> [Written request]: Reproduce the lines of the material exactly, excluding every image.

> [Records for this exercise]:

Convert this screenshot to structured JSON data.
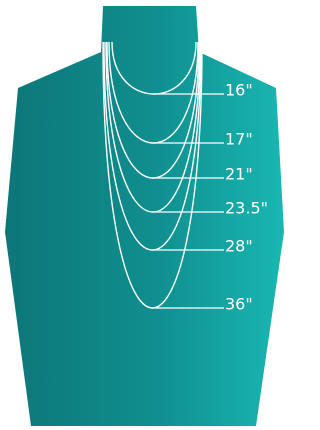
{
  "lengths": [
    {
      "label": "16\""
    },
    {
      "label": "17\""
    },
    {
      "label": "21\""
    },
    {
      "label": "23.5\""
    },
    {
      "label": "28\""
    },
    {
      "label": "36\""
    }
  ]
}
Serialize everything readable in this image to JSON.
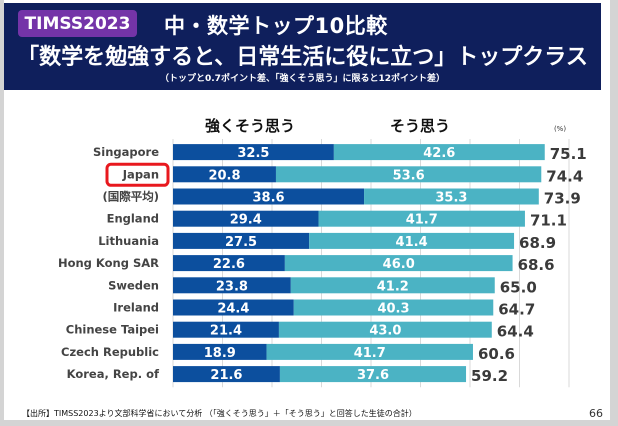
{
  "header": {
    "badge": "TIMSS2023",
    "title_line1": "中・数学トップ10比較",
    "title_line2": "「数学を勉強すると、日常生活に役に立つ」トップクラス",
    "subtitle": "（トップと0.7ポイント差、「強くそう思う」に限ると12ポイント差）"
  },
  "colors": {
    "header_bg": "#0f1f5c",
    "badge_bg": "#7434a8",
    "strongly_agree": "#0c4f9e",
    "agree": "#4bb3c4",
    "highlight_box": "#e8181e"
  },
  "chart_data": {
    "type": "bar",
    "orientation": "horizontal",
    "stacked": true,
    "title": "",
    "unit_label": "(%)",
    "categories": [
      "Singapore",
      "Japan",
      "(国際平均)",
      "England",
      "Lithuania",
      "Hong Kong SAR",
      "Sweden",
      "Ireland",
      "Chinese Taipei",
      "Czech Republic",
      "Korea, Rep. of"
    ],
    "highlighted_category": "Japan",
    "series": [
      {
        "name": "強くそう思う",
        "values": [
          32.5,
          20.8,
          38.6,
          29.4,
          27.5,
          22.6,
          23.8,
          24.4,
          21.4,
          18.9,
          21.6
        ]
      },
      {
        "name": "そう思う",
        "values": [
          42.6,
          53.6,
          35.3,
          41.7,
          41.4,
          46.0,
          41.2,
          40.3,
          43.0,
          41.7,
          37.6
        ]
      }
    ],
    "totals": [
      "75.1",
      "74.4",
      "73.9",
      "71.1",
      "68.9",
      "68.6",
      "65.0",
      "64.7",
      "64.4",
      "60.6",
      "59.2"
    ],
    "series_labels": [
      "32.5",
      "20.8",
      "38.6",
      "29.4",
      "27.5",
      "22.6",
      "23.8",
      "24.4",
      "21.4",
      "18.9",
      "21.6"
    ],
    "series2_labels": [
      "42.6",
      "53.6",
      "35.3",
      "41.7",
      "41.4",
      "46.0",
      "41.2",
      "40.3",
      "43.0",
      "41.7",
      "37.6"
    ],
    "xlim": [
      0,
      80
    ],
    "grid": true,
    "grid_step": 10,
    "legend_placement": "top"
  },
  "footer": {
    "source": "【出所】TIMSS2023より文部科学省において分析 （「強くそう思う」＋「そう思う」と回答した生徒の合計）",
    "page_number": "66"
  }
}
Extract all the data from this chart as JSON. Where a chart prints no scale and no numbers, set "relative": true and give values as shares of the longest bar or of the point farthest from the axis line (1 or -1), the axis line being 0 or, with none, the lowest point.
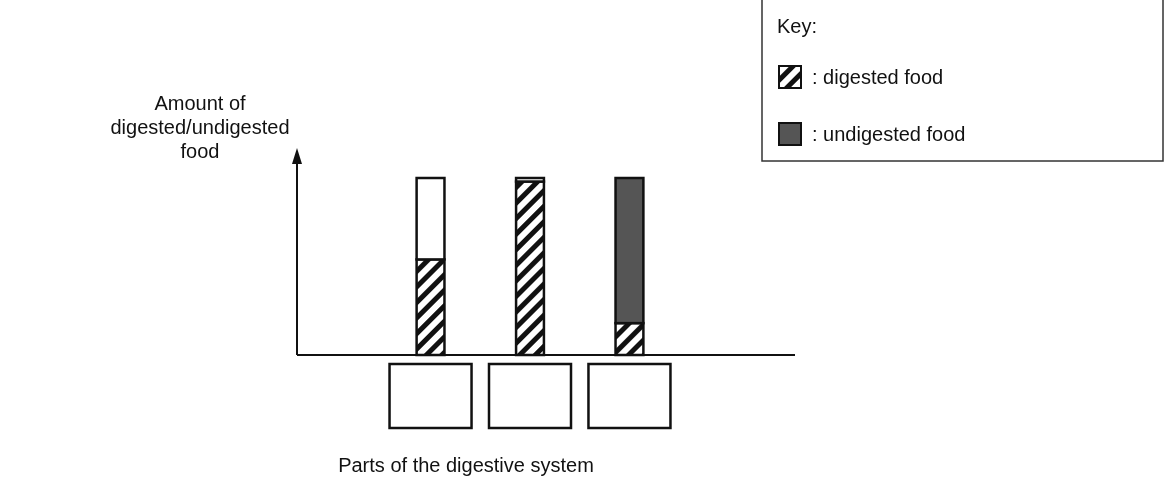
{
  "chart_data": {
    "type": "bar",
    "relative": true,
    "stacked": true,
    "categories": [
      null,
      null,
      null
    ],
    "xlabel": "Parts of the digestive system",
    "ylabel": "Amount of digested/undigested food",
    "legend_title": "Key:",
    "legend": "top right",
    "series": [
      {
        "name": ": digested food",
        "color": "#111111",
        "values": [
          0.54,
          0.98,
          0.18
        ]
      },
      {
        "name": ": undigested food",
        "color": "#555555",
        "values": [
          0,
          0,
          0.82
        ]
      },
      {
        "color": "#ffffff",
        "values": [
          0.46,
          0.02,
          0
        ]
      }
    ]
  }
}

> [Task response]:
Convert this screenshot to structured JSON data.
{
  "lengths": [
    {
      "label": "16\""
    },
    {
      "label": "17\""
    },
    {
      "label": "21\""
    },
    {
      "label": "23.5\""
    },
    {
      "label": "28\""
    },
    {
      "label": "36\""
    }
  ]
}
Serialize everything readable in this image to JSON.
{
  "header": {
    "badge": "TIMSS2023",
    "title_line1": "中・数学トップ10比較",
    "title_line2": "「数学を勉強すると、日常生活に役に立つ」トップクラス",
    "subtitle": "（トップと0.7ポイント差、「強くそう思う」に限ると12ポイント差）"
  },
  "colors": {
    "header_bg": "#0f1f5c",
    "badge_bg": "#7434a8",
    "strongly_agree": "#0c4f9e",
    "agree": "#4bb3c4",
    "highlight_box": "#e8181e"
  },
  "chart_data": {
    "type": "bar",
    "orientation": "horizontal",
    "stacked": true,
    "title": "",
    "unit_label": "(%)",
    "categories": [
      "Singapore",
      "Japan",
      "(国際平均)",
      "England",
      "Lithuania",
      "Hong Kong SAR",
      "Sweden",
      "Ireland",
      "Chinese Taipei",
      "Czech Republic",
      "Korea, Rep. of"
    ],
    "highlighted_category": "Japan",
    "series": [
      {
        "name": "強くそう思う",
        "values": [
          32.5,
          20.8,
          38.6,
          29.4,
          27.5,
          22.6,
          23.8,
          24.4,
          21.4,
          18.9,
          21.6
        ]
      },
      {
        "name": "そう思う",
        "values": [
          42.6,
          53.6,
          35.3,
          41.7,
          41.4,
          46.0,
          41.2,
          40.3,
          43.0,
          41.7,
          37.6
        ]
      }
    ],
    "totals": [
      "75.1",
      "74.4",
      "73.9",
      "71.1",
      "68.9",
      "68.6",
      "65.0",
      "64.7",
      "64.4",
      "60.6",
      "59.2"
    ],
    "series_labels": [
      "32.5",
      "20.8",
      "38.6",
      "29.4",
      "27.5",
      "22.6",
      "23.8",
      "24.4",
      "21.4",
      "18.9",
      "21.6"
    ],
    "series2_labels": [
      "42.6",
      "53.6",
      "35.3",
      "41.7",
      "41.4",
      "46.0",
      "41.2",
      "40.3",
      "43.0",
      "41.7",
      "37.6"
    ],
    "xlim": [
      0,
      80
    ],
    "grid": true,
    "grid_step": 10,
    "legend_placement": "top"
  },
  "footer": {
    "source": "【出所】TIMSS2023より文部科学省において分析 （「強くそう思う」＋「そう思う」と回答した生徒の合計）",
    "page_number": "66"
  }
}
Extract all the data from this chart as JSON. Where a chart prints no scale and no numbers, set "relative": true and give values as shares of the longest bar or of the point farthest from the axis line (1 or -1), the axis line being 0 or, with none, the lowest point.
{
  "chart_data": {
    "type": "bar",
    "relative": true,
    "stacked": true,
    "categories": [
      null,
      null,
      null
    ],
    "xlabel": "Parts of the digestive system",
    "ylabel": "Amount of digested/undigested food",
    "legend_title": "Key:",
    "legend": "top right",
    "series": [
      {
        "name": ": digested food",
        "color": "#111111",
        "values": [
          0.54,
          0.98,
          0.18
        ]
      },
      {
        "name": ": undigested food",
        "color": "#555555",
        "values": [
          0,
          0,
          0.82
        ]
      },
      {
        "color": "#ffffff",
        "values": [
          0.46,
          0.02,
          0
        ]
      }
    ]
  }
}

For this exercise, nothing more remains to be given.